Propos sur le temps

À TEMPS PLEIN

Une bonne mesure, serrée, secouée, et qui déborde.

Luc 6.38

Le saviez-vous ? Napoléon, dit-on, était en mesure de dicter plusieurs lettres à la fois, sans perdre le fil de ses idées, sans demander à ses secrétaires de revenir sur les phrases précédentes pour enchaîner la suite. Brillant stratège, il mena à terme une foule de projets et surtout édicta un nombre considérable de lois touchant les domaines les plus divers de la vie publique. Tout cela, en quelques années de pouvoir. Sans être exceptionnellement doué comme ce chef d’État, il faut convenir que les possibilités d’un homme qui se donne avec passion à sa tâche sont immenses, surtout s’il s’agit d’un croyant réellement consacré au Maître de la moisson.

* **DONNÉES ENREGISTRÉES**:
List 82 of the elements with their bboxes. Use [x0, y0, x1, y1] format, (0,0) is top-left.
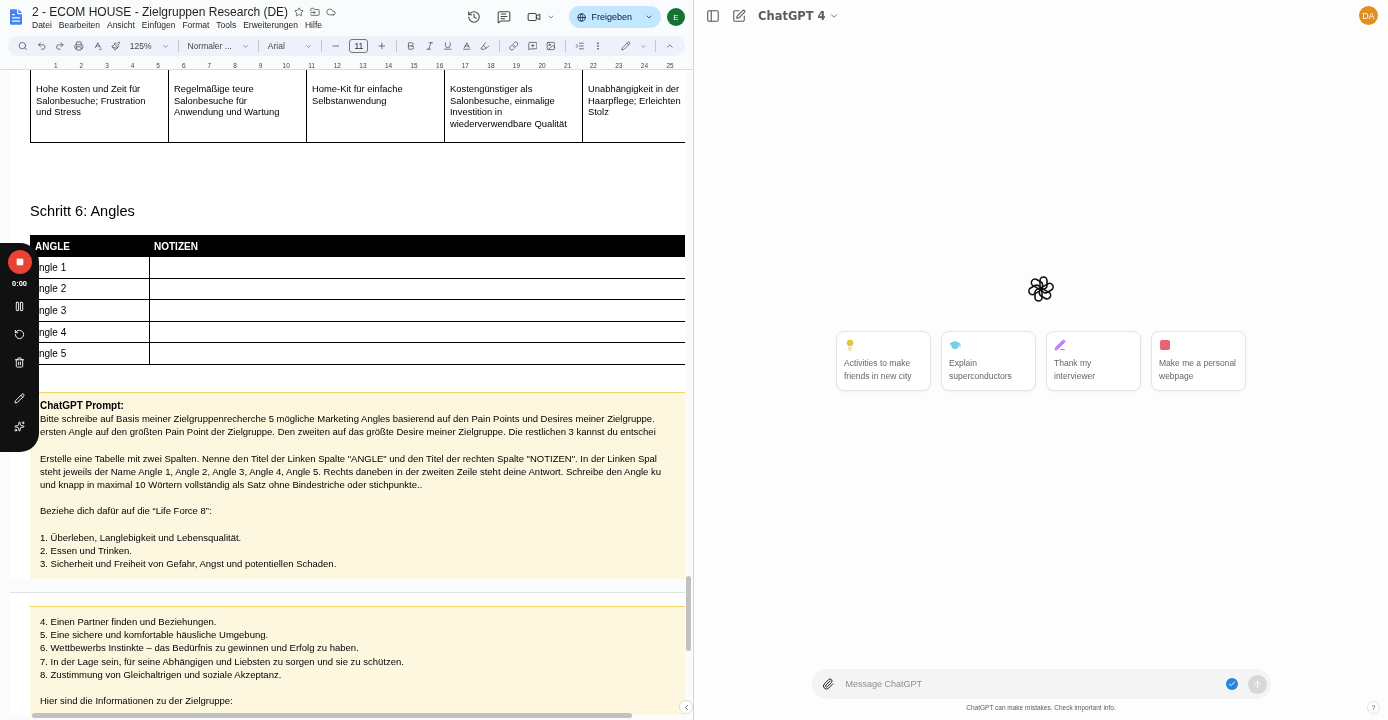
- account-avatar[interactable]: E: [667, 8, 685, 26]
- folder-icon[interactable]: [310, 6, 321, 17]
- font-size-field[interactable]: 11: [349, 39, 369, 53]
- prompt-paragraph: 1. Überleben, Langlebigkeit und Lebensqualität. 2. Essen und Trinken. 3. Sicherheit und Freiheit von Gefahr, Angst und potentiellen Schaden.: [40, 530, 338, 571]
- bold-icon[interactable]: [405, 41, 416, 51]
- italic-icon[interactable]: [424, 41, 435, 51]
- caret-icon: [645, 13, 653, 21]
- format-icon[interactable]: [574, 41, 585, 51]
- collapse-button[interactable]: [679, 700, 693, 714]
- menu-item[interactable]: Tools: [216, 19, 237, 30]
- menu-item[interactable]: Ansicht: [106, 19, 135, 30]
- menu-item[interactable]: Erweiterungen: [243, 19, 298, 30]
- table-cell: Regelmäßige teure Salonbesuche für Anwendung und Wartung: [168, 70, 306, 142]
- image-icon[interactable]: [546, 41, 556, 51]
- comment-icon[interactable]: [497, 10, 512, 24]
- pencil-icon[interactable]: [621, 41, 631, 51]
- caret-icon: [304, 42, 312, 50]
- spellcheck-icon[interactable]: [92, 41, 103, 51]
- collapse-icon[interactable]: [665, 41, 675, 51]
- suggestion-card[interactable]: Thank my interviewer: [1046, 331, 1141, 391]
- redo-icon[interactable]: [55, 41, 65, 51]
- video-icon[interactable]: [527, 10, 542, 24]
- column-header: ANGLE: [34, 240, 71, 252]
- print-icon[interactable]: [73, 41, 84, 51]
- menu-item[interactable]: Datei: [32, 19, 52, 30]
- underline-icon[interactable]: [443, 41, 453, 51]
- paint-format-icon[interactable]: [111, 41, 121, 51]
- history-icon[interactable]: [467, 10, 482, 24]
- new-chat-icon[interactable]: [732, 8, 746, 23]
- trash-icon: [14, 356, 25, 368]
- caret-icon[interactable]: [547, 13, 556, 21]
- message-input[interactable]: Message ChatGPT: [843, 678, 1216, 690]
- prompt-paragraph: 4. Einen Partner finden und Beziehungen. 5. Eine sichere und komfortable häusliche Umgebung. 6. Wettbewerbs Instinkte – das Bedürfnis zu gewinnen und Erfolg zu haben. 7. In der Lage sein, für seine Abhängigen und Liebsten zu sorgen und sie zu schützen. 8. Zustimmung von Gleichaltrigen und soziale Akzeptanz.: [40, 614, 405, 682]
- zoom-dropdown[interactable]: 125%: [129, 41, 169, 51]
- style-dropdown[interactable]: Normaler ...: [187, 41, 249, 51]
- add-comment-icon[interactable]: [527, 41, 538, 51]
- table-cell: Hohe Kosten und Zeit für Salonbesuche; Frustration und Stress: [30, 70, 168, 142]
- undo-icon[interactable]: [36, 41, 47, 51]
- star-icon[interactable]: [294, 6, 305, 17]
- prompt-paragraph: Erstelle eine Tabelle mit zwei Spalten. Nenne den Titel der Linken Spalte "ANGLE" und den Titel der rechten Spalte "NOTIZEN". In der Linken Spal steht jeweils der Name Angle 1, Angle 2, Angle 3, Angle 4, Angle 5. Rechts daneben in der zweiten Zeile steht deine Antwort. Schreibe den Angle ku und knapp in maximal 10 Wörtern vollständig als Satz ohne Bindestriche oder stichpunkte..: [40, 451, 663, 492]
- menu-item[interactable]: Bearbeiten: [58, 19, 100, 30]
- menu-item[interactable]: Format: [182, 19, 210, 30]
- model-selector[interactable]: ChatGPT 4: [758, 8, 839, 23]
- suggestion-card[interactable]: Explain superconductors: [941, 331, 1036, 391]
- message-field[interactable]: Message ChatGPT: [811, 669, 1271, 699]
- sparkles-icon: [14, 420, 25, 432]
- logo-icon: [1027, 275, 1055, 303]
- font-dropdown[interactable]: Arial: [267, 41, 312, 51]
- plus-icon[interactable]: [377, 41, 387, 51]
- scrollbar[interactable]: [686, 576, 691, 651]
- attach-icon[interactable]: [821, 678, 834, 690]
- arrow-up-icon: [1251, 678, 1263, 690]
- caret-icon: [161, 42, 169, 50]
- share-button[interactable]: Freigeben: [569, 6, 661, 28]
- menu-item[interactable]: Hilfe: [305, 19, 322, 30]
- globe-icon: [577, 12, 587, 22]
- text-color-icon[interactable]: [461, 41, 472, 51]
- suggestion-card[interactable]: Make me a personal webpage: [1151, 331, 1246, 391]
- pause-icon: [14, 300, 25, 312]
- stop-icon: [15, 258, 24, 266]
- prompt-title: ChatGPT Prompt:: [40, 398, 125, 412]
- search-icon[interactable]: [18, 41, 28, 51]
- caret-icon: [241, 42, 249, 50]
- prompt-paragraph: Beziehe dich dafür auf die “Life Force 8”:: [40, 504, 213, 518]
- pencil-icon: [14, 392, 25, 404]
- document-title[interactable]: 2 - ECOM HOUSE - Zielgruppen Research (DE): [32, 4, 289, 19]
- column-header: NOTIZEN: [153, 240, 199, 252]
- stop-button[interactable]: [7, 250, 32, 274]
- section-heading: Schritt 6: Angles: [30, 203, 136, 219]
- cloud-icon[interactable]: [326, 6, 337, 17]
- check-icon: [1225, 678, 1238, 690]
- restart-icon: [14, 328, 25, 340]
- sidebar-icon[interactable]: [706, 8, 720, 23]
- link-icon[interactable]: [508, 41, 519, 51]
- scrollbar[interactable]: [32, 713, 632, 718]
- menu-item[interactable]: Einfügen: [141, 19, 176, 30]
- prompt-paragraph: Hier sind die Informationen zu der Zielgruppe:: [40, 694, 234, 708]
- highlighter-icon[interactable]: [480, 41, 490, 51]
- prompt-paragraph: Bitte schreibe auf Basis meiner Zielgruppenrecherche 5 mögliche Marketing Angles basierend auf den Pain Points und Desires meiner Zielgruppe. ersten Angle auf den größten Pain Point der Zielgruppe. Den zweiten auf das größte Desire meiner Zielgruppe. Die restlichen 3 kannst du entschei: [40, 411, 657, 439]
- table-cell: Kostengünstiger als Salonbesuche, einmalige Investition in wiederverwendbare Qualität: [444, 70, 582, 142]
- suggestion-card[interactable]: Activities to make friends in new city: [836, 331, 931, 391]
- table-cell: Home-Kit für einfache Selbstanwendung: [306, 70, 444, 142]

* **TRAVAIL DEMANDÉ**:
1. Pour chaque affirmation, dites si elle concorde avec le texte sur le temps : répondez par oui ou non et citez mot pour mot le passage qui tranche.
(a) Napoléon pouvait dicter plusieurs lettres en même temps.
(b) Napoléon demandait à ses secrétaires de revenir sur les phrases précédentes.
(c) Tout ce travail fut accompli en plusieurs décennies de pouvoir.
2. Recopiez s'il vous plaît le passage du texte sur le temps qui commence à « Une bonne mesure, serrée, secouée, et » et se termine à « de la moisson. ».
3. Poursuivez le texte sur le temps à partir de l'endroit où il s'arrête.

* **RÉPONSES SUCCESSIVES**:
1.
(a) Oui : « Napoléon, dit-on, était en mesure de dicter plusieurs lettres à la fois ».
(b) Non : « sans demander à ses secrétaires de revenir sur les phrases précédentes pour enchaîner la suite ».
(c) Non : « Tout cela, en quelques années de pouvoir. »

2.
Une bonne mesure, serrée, secouée, et qui déborde.

Luc 6.38

Le saviez-vous ? Napoléon, dit-on, était en mesure de dicter plusieurs lettres à la fois, sans perdre le fil de ses idées, sans demander à ses secrétaires de revenir sur les phrases précédentes pour enchaîner la suite. Brillant stratège, il mena à terme une foule de projets et surtout édicta un nombre considérable de lois touchant les domaines les plus divers de la vie publique. Tout cela, en quelques années de pouvoir. Sans être exceptionnellement doué comme ce chef d’État, il faut convenir que les possibilités d’un homme qui se donne avec passion à sa tâche sont immenses, surtout s’il s’agit d’un croyant réellement consacré au Maître de la moisson.

3.
Un homme, et de loin, a dépassé un Napoléon ou les gens de sa trempe. C’est Jésus. Son temps, parfaitement rempli, était selon sa propre expression, telle « une bonne mesure serrée, secouée, et qui déborde » (Luc 6.38). Si l’on écrivait en détail les choses que Jésus a faites, je ne pense pas que le monde même pourrait contenir les livres qu’on écrirait (Jean 21.25). Magnifique témoignage d’un homme qui l’observait de près. Jésus n’avait rien des Pharisiens qui couraient la terre et la mer pour faire un prosélyte (Matthieu 23.15). Son activité débordante n’était ni fébrile, ni survoltée. Il n’a jamais essoufflé son entourage, ni craqué sous le poids d’une tâche démesurée. Parce qu’il possédait le temps, il accomplissait sans hâte les œuvres – toutes les œuvres – demandées par le Père. Quel modèle !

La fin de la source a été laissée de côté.